#### [Do this]
Reproduce each of the following rows verbatim, without any alteration.
★ ★ ★
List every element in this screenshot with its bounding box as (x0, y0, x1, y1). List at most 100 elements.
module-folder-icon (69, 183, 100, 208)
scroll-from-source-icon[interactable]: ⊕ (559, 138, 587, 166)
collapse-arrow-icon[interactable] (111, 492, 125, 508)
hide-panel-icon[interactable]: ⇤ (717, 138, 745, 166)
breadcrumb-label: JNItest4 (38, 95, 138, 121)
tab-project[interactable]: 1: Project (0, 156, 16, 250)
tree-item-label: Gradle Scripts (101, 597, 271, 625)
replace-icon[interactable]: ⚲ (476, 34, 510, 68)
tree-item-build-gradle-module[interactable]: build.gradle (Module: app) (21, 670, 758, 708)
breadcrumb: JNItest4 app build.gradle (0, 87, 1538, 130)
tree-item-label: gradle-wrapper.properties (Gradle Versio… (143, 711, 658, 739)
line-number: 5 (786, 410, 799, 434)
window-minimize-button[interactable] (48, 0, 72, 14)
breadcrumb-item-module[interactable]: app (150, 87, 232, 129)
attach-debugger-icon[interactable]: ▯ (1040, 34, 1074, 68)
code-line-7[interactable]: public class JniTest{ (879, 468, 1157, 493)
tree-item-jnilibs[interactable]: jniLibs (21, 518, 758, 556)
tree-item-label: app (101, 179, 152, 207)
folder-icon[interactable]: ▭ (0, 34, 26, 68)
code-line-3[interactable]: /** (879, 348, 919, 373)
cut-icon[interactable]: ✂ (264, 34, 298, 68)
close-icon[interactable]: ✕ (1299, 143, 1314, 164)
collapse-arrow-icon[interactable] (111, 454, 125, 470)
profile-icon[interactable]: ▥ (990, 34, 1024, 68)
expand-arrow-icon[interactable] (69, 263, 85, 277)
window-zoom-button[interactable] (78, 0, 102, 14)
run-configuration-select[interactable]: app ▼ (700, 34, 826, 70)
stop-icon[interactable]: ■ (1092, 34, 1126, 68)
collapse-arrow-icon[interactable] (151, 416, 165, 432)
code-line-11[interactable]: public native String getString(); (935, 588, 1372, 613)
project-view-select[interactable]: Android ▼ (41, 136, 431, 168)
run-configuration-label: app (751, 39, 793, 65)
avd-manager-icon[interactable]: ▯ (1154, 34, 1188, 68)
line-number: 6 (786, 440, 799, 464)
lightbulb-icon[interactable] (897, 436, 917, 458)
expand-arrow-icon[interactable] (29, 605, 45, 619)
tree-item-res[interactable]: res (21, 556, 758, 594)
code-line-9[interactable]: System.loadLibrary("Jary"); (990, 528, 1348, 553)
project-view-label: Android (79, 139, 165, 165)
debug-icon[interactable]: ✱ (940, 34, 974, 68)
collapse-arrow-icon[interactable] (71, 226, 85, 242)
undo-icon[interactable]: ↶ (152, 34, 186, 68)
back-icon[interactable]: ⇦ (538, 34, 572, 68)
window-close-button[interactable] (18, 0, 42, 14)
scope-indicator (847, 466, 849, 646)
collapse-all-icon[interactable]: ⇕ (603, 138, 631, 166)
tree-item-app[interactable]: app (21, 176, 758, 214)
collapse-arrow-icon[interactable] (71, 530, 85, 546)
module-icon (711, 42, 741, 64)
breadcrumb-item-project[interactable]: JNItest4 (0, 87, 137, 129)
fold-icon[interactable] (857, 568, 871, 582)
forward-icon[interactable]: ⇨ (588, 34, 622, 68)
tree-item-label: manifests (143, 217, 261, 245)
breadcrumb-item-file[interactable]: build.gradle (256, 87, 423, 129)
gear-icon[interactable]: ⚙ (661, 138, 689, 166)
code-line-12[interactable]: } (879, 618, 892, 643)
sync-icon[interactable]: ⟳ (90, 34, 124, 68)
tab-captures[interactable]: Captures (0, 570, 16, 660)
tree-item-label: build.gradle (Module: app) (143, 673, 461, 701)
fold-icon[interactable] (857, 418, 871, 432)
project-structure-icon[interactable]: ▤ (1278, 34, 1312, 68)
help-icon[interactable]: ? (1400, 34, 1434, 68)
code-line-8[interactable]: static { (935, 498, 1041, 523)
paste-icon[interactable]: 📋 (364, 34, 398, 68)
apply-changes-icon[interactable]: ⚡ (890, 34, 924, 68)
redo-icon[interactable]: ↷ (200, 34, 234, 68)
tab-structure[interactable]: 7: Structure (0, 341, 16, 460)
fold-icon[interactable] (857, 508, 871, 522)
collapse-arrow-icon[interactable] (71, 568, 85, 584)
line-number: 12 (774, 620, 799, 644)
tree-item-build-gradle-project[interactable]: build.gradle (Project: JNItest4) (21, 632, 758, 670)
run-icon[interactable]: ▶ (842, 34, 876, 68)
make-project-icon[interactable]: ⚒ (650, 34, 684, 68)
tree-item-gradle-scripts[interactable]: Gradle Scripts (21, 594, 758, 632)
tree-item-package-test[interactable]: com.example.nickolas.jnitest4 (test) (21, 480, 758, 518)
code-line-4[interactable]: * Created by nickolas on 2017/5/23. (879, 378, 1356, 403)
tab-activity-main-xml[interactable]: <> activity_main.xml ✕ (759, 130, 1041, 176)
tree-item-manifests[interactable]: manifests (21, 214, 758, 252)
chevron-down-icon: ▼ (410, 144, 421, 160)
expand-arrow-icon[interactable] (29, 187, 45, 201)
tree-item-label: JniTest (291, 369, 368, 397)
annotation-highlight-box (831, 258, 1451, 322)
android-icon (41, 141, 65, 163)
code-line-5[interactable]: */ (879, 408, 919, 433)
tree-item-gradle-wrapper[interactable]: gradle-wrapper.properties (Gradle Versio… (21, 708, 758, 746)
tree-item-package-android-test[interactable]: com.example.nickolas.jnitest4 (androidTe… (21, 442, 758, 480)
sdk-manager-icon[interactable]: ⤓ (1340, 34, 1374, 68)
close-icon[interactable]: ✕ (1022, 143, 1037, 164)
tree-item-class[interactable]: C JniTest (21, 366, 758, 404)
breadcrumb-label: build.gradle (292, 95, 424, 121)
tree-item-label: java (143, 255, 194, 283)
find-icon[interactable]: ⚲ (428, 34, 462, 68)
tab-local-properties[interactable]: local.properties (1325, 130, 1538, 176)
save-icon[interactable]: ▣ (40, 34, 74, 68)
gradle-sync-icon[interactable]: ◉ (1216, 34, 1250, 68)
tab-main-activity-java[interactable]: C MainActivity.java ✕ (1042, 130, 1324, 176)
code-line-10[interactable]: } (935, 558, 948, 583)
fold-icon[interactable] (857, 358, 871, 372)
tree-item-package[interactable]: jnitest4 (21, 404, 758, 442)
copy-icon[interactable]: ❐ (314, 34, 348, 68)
★ ★ ★
#### [Solved problem]
List every element in this screenshot with its bounding box as (x0, y0, x1, y1). List at most 100 elements.
module-folder-icon (69, 183, 100, 208)
scroll-from-source-icon[interactable]: ⊕ (559, 138, 587, 166)
collapse-arrow-icon[interactable] (111, 492, 125, 508)
hide-panel-icon[interactable]: ⇤ (717, 138, 745, 166)
breadcrumb-label: JNItest4 (38, 95, 138, 121)
tab-project[interactable]: 1: Project (0, 156, 16, 250)
tree-item-label: Gradle Scripts (101, 597, 271, 625)
replace-icon[interactable]: ⚲ (476, 34, 510, 68)
tree-item-build-gradle-module[interactable]: build.gradle (Module: app) (21, 670, 758, 708)
breadcrumb: JNItest4 app build.gradle (0, 87, 1538, 130)
tree-item-label: gradle-wrapper.properties (Gradle Versio… (143, 711, 658, 739)
line-number: 5 (786, 410, 799, 434)
window-minimize-button[interactable] (48, 0, 72, 14)
breadcrumb-item-module[interactable]: app (150, 87, 232, 129)
attach-debugger-icon[interactable]: ▯ (1040, 34, 1074, 68)
code-line-7[interactable]: public class JniTest{ (879, 468, 1157, 493)
tree-item-jnilibs[interactable]: jniLibs (21, 518, 758, 556)
tree-item-label: app (101, 179, 152, 207)
folder-icon[interactable]: ▭ (0, 34, 26, 68)
code-line-3[interactable]: /** (879, 348, 919, 373)
cut-icon[interactable]: ✂ (264, 34, 298, 68)
close-icon[interactable]: ✕ (1299, 143, 1314, 164)
collapse-arrow-icon[interactable] (111, 454, 125, 470)
profile-icon[interactable]: ▥ (990, 34, 1024, 68)
expand-arrow-icon[interactable] (69, 263, 85, 277)
window-zoom-button[interactable] (78, 0, 102, 14)
run-configuration-select[interactable]: app ▼ (700, 34, 826, 70)
stop-icon[interactable]: ■ (1092, 34, 1126, 68)
collapse-arrow-icon[interactable] (151, 416, 165, 432)
code-line-11[interactable]: public native String getString(); (935, 588, 1372, 613)
project-view-select[interactable]: Android ▼ (41, 136, 431, 168)
run-configuration-label: app (751, 39, 793, 65)
avd-manager-icon[interactable]: ▯ (1154, 34, 1188, 68)
line-number: 6 (786, 440, 799, 464)
lightbulb-icon[interactable] (897, 436, 917, 458)
expand-arrow-icon[interactable] (29, 605, 45, 619)
tree-item-res[interactable]: res (21, 556, 758, 594)
code-line-9[interactable]: System.loadLibrary("Jary"); (990, 528, 1348, 553)
project-view-label: Android (79, 139, 165, 165)
debug-icon[interactable]: ✱ (940, 34, 974, 68)
collapse-arrow-icon[interactable] (71, 226, 85, 242)
undo-icon[interactable]: ↶ (152, 34, 186, 68)
back-icon[interactable]: ⇦ (538, 34, 572, 68)
window-close-button[interactable] (18, 0, 42, 14)
scope-indicator (847, 466, 849, 646)
collapse-all-icon[interactable]: ⇕ (603, 138, 631, 166)
tree-item-app[interactable]: app (21, 176, 758, 214)
collapse-arrow-icon[interactable] (71, 530, 85, 546)
module-icon (711, 42, 741, 64)
breadcrumb-item-project[interactable]: JNItest4 (0, 87, 137, 129)
fold-icon[interactable] (857, 568, 871, 582)
forward-icon[interactable]: ⇨ (588, 34, 622, 68)
tree-item-label: manifests (143, 217, 261, 245)
breadcrumb-item-file[interactable]: build.gradle (256, 87, 423, 129)
gear-icon[interactable]: ⚙ (661, 138, 689, 166)
code-line-12[interactable]: } (879, 618, 892, 643)
sync-icon[interactable]: ⟳ (90, 34, 124, 68)
tab-captures[interactable]: Captures (0, 570, 16, 660)
tree-item-label: build.gradle (Module: app) (143, 673, 461, 701)
fold-icon[interactable] (857, 418, 871, 432)
project-structure-icon[interactable]: ▤ (1278, 34, 1312, 68)
help-icon[interactable]: ? (1400, 34, 1434, 68)
code-line-8[interactable]: static { (935, 498, 1041, 523)
paste-icon[interactable]: 📋 (364, 34, 398, 68)
apply-changes-icon[interactable]: ⚡ (890, 34, 924, 68)
redo-icon[interactable]: ↷ (200, 34, 234, 68)
tab-structure[interactable]: 7: Structure (0, 341, 16, 460)
fold-icon[interactable] (857, 508, 871, 522)
collapse-arrow-icon[interactable] (71, 568, 85, 584)
line-number: 12 (774, 620, 799, 644)
tree-item-build-gradle-project[interactable]: build.gradle (Project: JNItest4) (21, 632, 758, 670)
run-icon[interactable]: ▶ (842, 34, 876, 68)
make-project-icon[interactable]: ⚒ (650, 34, 684, 68)
tree-item-gradle-scripts[interactable]: Gradle Scripts (21, 594, 758, 632)
tree-item-package-test[interactable]: com.example.nickolas.jnitest4 (test) (21, 480, 758, 518)
code-line-4[interactable]: * Created by nickolas on 2017/5/23. (879, 378, 1356, 403)
tab-activity-main-xml[interactable]: <> activity_main.xml ✕ (759, 130, 1041, 176)
tree-item-manifests[interactable]: manifests (21, 214, 758, 252)
chevron-down-icon: ▼ (410, 144, 421, 160)
expand-arrow-icon[interactable] (29, 187, 45, 201)
tree-item-label: JniTest (291, 369, 368, 397)
annotation-highlight-box (831, 258, 1451, 322)
android-icon (41, 141, 65, 163)
code-line-5[interactable]: */ (879, 408, 919, 433)
tree-item-gradle-wrapper[interactable]: gradle-wrapper.properties (Gradle Versio… (21, 708, 758, 746)
tree-item-package-android-test[interactable]: com.example.nickolas.jnitest4 (androidTe… (21, 442, 758, 480)
sdk-manager-icon[interactable]: ⤓ (1340, 34, 1374, 68)
close-icon[interactable]: ✕ (1022, 143, 1037, 164)
tree-item-class[interactable]: C JniTest (21, 366, 758, 404)
breadcrumb-label: build.gradle (292, 95, 424, 121)
tree-item-label: java (143, 255, 194, 283)
find-icon[interactable]: ⚲ (428, 34, 462, 68)
tab-local-properties[interactable]: local.properties (1325, 130, 1538, 176)
save-icon[interactable]: ▣ (40, 34, 74, 68)
gradle-sync-icon[interactable]: ◉ (1216, 34, 1250, 68)
tab-main-activity-java[interactable]: C MainActivity.java ✕ (1042, 130, 1324, 176)
code-line-10[interactable]: } (935, 558, 948, 583)
fold-icon[interactable] (857, 358, 871, 372)
tree-item-package[interactable]: jnitest4 (21, 404, 758, 442)
copy-icon[interactable]: ❐ (314, 34, 348, 68)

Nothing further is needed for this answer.